Source records:
-------

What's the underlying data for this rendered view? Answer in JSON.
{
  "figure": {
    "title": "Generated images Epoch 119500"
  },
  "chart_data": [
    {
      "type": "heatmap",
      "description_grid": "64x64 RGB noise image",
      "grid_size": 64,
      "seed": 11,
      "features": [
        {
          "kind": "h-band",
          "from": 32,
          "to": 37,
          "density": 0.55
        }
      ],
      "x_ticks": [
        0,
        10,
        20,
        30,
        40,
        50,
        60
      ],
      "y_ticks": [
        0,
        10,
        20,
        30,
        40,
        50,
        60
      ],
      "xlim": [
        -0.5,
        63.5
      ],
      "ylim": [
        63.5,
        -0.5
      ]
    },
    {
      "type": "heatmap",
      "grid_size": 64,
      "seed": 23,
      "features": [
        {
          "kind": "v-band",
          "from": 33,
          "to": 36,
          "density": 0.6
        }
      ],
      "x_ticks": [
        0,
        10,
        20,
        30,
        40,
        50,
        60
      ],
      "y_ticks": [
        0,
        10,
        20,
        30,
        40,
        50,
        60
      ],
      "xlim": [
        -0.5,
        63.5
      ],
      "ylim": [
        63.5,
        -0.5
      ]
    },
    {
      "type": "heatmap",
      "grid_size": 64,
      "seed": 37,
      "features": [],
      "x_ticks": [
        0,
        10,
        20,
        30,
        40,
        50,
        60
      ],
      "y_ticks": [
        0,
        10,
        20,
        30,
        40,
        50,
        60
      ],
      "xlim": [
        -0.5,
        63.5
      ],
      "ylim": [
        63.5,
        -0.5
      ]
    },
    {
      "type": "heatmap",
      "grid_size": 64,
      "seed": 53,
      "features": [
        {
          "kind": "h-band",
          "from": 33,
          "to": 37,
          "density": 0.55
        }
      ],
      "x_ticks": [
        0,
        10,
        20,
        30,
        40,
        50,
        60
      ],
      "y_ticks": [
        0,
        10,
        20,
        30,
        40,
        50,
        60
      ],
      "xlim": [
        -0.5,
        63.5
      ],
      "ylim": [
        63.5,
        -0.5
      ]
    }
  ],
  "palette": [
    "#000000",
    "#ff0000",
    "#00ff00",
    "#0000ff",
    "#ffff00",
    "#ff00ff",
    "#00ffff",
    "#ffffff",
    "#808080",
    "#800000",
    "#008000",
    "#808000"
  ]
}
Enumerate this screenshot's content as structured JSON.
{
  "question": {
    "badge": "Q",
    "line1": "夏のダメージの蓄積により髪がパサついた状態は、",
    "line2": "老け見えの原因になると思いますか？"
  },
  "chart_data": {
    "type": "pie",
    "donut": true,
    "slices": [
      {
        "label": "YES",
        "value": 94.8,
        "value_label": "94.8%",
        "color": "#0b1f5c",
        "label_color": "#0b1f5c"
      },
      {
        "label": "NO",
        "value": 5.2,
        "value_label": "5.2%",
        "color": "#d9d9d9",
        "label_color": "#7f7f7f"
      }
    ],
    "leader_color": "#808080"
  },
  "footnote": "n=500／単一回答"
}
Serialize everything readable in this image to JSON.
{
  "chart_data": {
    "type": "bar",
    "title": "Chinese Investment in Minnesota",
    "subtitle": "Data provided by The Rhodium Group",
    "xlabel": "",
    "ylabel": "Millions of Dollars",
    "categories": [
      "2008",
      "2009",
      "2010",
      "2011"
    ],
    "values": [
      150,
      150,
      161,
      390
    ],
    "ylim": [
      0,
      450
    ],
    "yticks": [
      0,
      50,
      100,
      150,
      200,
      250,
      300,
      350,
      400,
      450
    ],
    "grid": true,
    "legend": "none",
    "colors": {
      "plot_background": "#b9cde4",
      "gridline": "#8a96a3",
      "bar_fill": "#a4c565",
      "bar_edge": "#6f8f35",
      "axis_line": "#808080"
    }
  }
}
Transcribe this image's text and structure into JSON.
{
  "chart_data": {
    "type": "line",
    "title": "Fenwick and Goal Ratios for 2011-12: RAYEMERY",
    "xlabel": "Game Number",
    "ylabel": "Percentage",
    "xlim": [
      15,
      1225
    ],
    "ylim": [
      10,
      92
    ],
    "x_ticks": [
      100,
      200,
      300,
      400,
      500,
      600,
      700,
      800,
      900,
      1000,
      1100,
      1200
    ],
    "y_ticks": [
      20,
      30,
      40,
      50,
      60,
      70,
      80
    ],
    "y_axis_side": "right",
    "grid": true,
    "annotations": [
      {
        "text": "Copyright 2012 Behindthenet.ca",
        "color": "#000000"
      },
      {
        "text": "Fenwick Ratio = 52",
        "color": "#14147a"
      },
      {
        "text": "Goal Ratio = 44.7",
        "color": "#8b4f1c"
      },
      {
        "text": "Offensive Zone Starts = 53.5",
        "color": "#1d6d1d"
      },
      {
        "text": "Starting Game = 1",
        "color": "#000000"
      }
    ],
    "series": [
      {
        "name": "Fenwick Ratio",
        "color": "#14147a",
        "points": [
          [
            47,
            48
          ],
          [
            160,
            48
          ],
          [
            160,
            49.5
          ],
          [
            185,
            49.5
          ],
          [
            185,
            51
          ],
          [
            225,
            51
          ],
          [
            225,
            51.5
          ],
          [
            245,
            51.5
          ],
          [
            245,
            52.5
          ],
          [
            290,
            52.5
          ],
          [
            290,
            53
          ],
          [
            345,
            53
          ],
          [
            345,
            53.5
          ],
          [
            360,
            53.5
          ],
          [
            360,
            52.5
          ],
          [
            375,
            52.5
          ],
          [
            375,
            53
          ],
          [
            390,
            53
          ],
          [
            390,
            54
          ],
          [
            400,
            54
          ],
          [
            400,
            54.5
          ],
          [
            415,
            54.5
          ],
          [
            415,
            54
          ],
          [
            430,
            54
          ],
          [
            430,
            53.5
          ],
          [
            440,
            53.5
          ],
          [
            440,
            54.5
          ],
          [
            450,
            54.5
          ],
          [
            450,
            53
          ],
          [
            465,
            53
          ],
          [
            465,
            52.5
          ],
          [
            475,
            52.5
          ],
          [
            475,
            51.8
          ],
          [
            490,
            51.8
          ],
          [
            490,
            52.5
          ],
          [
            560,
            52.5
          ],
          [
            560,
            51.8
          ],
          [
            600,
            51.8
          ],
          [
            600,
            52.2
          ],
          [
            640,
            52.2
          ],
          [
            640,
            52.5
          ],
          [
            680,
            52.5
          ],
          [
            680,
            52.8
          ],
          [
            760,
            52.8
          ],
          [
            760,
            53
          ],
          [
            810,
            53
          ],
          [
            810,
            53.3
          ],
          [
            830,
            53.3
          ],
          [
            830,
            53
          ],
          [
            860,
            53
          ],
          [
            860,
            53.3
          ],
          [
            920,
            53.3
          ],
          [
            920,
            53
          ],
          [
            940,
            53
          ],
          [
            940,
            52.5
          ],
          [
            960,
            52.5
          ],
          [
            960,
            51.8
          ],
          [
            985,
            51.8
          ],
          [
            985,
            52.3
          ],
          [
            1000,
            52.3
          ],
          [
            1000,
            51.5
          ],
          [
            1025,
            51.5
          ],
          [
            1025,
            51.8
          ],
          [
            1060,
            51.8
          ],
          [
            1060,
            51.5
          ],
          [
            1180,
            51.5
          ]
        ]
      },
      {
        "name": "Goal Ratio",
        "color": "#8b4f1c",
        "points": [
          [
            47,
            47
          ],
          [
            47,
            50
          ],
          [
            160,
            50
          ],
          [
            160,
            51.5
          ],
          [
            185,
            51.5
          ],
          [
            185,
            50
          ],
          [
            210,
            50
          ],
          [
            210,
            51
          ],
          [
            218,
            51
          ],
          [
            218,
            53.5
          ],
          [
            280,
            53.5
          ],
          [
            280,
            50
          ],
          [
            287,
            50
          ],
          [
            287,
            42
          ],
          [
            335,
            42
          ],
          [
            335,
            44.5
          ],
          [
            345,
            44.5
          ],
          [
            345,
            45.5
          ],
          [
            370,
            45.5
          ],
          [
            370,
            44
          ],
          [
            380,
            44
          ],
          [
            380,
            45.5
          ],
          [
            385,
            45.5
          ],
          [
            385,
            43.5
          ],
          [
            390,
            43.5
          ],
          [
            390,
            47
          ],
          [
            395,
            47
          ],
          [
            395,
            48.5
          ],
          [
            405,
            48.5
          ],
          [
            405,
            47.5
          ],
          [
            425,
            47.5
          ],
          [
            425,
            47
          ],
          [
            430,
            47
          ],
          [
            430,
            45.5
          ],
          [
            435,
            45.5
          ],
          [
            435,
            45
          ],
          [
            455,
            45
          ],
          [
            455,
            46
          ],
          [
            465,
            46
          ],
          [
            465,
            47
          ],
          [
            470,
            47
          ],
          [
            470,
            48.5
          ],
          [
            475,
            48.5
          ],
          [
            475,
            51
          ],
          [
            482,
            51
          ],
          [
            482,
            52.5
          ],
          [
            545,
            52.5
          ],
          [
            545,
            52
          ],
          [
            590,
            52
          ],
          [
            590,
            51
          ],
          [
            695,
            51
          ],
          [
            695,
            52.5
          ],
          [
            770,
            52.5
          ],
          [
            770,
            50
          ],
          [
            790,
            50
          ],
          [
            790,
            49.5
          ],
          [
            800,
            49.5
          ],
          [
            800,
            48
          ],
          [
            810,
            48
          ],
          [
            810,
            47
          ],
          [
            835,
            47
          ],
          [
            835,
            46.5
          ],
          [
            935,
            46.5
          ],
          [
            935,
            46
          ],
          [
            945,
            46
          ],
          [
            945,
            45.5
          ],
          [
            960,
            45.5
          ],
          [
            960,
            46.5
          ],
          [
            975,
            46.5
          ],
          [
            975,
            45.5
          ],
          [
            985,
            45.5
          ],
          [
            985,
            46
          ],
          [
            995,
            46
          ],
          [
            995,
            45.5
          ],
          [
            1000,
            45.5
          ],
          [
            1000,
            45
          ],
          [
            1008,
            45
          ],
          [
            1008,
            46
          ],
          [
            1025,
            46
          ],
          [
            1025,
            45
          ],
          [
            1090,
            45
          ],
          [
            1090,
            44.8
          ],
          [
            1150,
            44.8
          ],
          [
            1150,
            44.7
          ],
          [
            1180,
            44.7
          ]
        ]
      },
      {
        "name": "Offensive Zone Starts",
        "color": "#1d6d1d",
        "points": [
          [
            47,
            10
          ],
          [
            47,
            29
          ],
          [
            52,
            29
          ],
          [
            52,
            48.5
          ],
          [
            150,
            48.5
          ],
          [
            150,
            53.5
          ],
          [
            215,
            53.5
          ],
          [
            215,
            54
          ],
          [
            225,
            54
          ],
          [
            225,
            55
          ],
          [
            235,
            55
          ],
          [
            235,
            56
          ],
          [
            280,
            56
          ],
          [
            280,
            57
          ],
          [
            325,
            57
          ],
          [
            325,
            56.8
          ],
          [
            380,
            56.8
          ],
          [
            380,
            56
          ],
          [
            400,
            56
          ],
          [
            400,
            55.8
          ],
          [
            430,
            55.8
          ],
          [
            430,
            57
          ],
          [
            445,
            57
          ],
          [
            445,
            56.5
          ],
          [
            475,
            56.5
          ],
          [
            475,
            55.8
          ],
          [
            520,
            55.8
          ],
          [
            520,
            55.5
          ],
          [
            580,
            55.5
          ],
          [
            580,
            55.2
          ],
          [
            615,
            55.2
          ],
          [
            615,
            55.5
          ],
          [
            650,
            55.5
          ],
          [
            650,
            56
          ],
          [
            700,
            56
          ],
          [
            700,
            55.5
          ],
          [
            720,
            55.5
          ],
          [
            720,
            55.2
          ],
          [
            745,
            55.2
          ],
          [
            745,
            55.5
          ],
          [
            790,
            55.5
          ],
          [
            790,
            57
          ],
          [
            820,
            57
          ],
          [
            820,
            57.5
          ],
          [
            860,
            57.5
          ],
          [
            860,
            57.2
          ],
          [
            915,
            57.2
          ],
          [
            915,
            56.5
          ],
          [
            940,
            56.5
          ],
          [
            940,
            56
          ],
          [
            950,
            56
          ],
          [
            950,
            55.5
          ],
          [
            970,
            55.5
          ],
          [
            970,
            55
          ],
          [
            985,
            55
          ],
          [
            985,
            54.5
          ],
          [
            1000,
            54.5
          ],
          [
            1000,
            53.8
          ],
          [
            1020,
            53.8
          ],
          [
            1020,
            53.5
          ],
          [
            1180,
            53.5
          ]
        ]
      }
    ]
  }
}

-------

To do: Work through the data and report how many of its lines hold the word "Goal", giving only the figure.

Solution for this problem: 3